**EXERCISE REQUIREMENTS:**
In the listing below, identify each line with the word "Meine" and return those lines.
*-*-*
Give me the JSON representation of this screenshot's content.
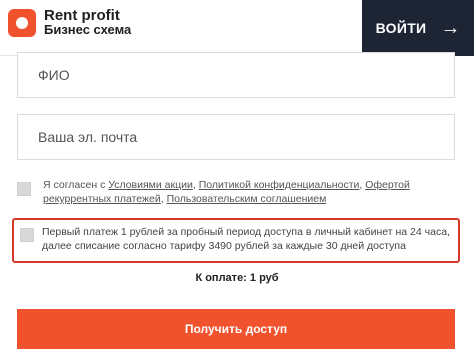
{
  "header": {
    "logo_line1": "Rent profit",
    "logo_line2": "Бизнес схема",
    "login_label": "ВОЙТИ",
    "login_arrow": "→"
  },
  "form": {
    "name_placeholder": "ФИО",
    "email_placeholder": "Ваша эл. почта"
  },
  "agreement": {
    "prefix": "Я согласен с ",
    "link_terms": "Условиями акции",
    "sep1": ", ",
    "link_privacy": "Политикой конфиденциальности",
    "sep2": ", ",
    "link_offer": "Офертой рекуррентных платежей",
    "sep3": ", ",
    "link_user_agreement": "Пользовательским соглашением",
    "checked": false
  },
  "notice": {
    "text": "Первый платеж 1 рублей за пробный период доступа в личный кабинет на 24 часа, далее списание согласно тарифу 3490 рублей за каждые 30 дней доступа",
    "checked": false
  },
  "payment": {
    "amount_label": "К оплате: 1 руб"
  },
  "cta": {
    "label": "Получить доступ"
  },
  "colors": {
    "accent": "#f0522d",
    "dark_button": "#1d2433",
    "notice_border": "#d23a2a"
  }
}
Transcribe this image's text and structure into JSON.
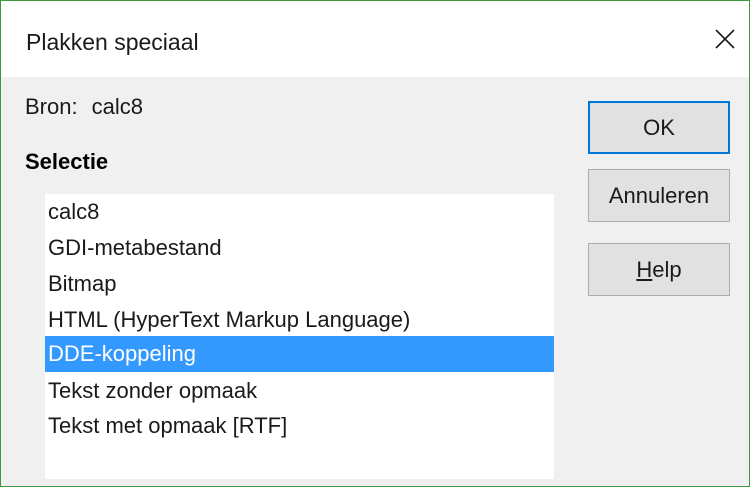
{
  "dialog": {
    "title": "Plakken speciaal"
  },
  "source": {
    "label": "Bron:",
    "value": "calc8"
  },
  "selection": {
    "heading": "Selectie",
    "items": [
      "calc8",
      "GDI-metabestand",
      "Bitmap",
      "HTML (HyperText Markup Language)",
      "DDE-koppeling",
      "Tekst zonder opmaak",
      "Tekst met opmaak [RTF]"
    ],
    "selected_item": "DDE-koppeling"
  },
  "buttons": {
    "ok": "OK",
    "cancel": "Annuleren",
    "help_mnemonic": "H",
    "help_rest": "elp"
  },
  "icons": {
    "close": "close-icon"
  },
  "colors": {
    "selection_highlight": "#3399ff",
    "default_button_border": "#0078d7",
    "window_border": "#3c9a3c"
  }
}
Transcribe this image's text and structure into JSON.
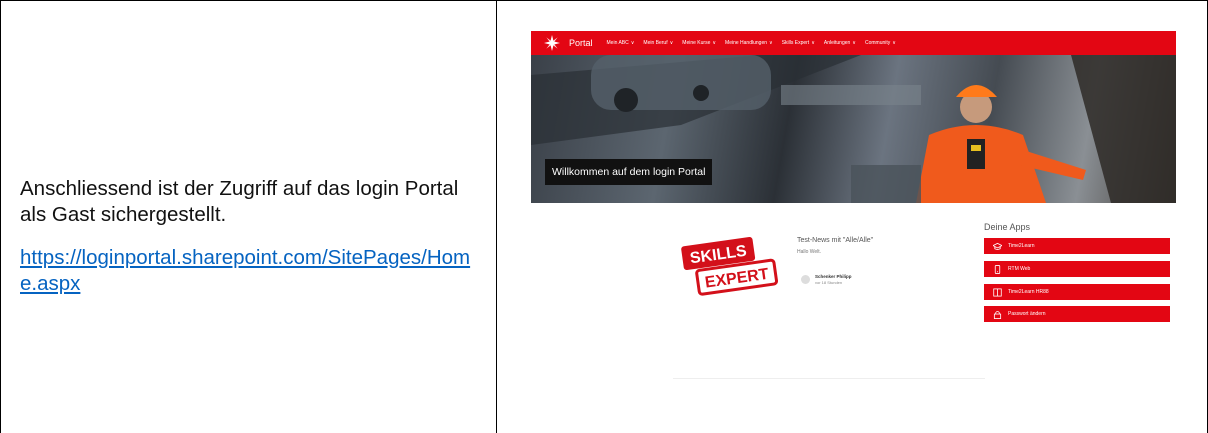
{
  "document": {
    "instruction": "Anschliessend ist der Zugriff auf das login Portal als Gast sichergestellt.",
    "link_text": "https://loginportal.sharepoint.com/SitePages/Home.aspx"
  },
  "portal": {
    "brand_label": "Portal",
    "nav": [
      {
        "label": "Mein ABC"
      },
      {
        "label": "Mein Beruf"
      },
      {
        "label": "Meine Kurse"
      },
      {
        "label": "Meine Handlungen"
      },
      {
        "label": "Skills Expert"
      },
      {
        "label": "Anleitungen"
      },
      {
        "label": "Community"
      }
    ],
    "hero_title": "Willkommen auf dem login Portal",
    "news": {
      "logo_top_text": "SKILLS",
      "logo_bottom_text": "EXPERT",
      "title": "Test-News mit \"Alle/Alle\"",
      "greeting": "Hallo Welt.",
      "author": "Schenker Philipp",
      "time": "vor 18 Stunden"
    },
    "apps_heading": "Deine Apps",
    "apps": [
      {
        "label": "Time2Learn",
        "icon": "graduation-cap-icon"
      },
      {
        "label": "RTM Web",
        "icon": "phone-icon"
      },
      {
        "label": "Time2Learn HR88",
        "icon": "book-icon"
      },
      {
        "label": "Passwort ändern",
        "icon": "lock-icon"
      }
    ],
    "colors": {
      "brand_red": "#e30613"
    }
  }
}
*-*-*
**FINISHED EXERCISE:**
        "label": "Meine Kurse"
        "label": "Meine Handlungen"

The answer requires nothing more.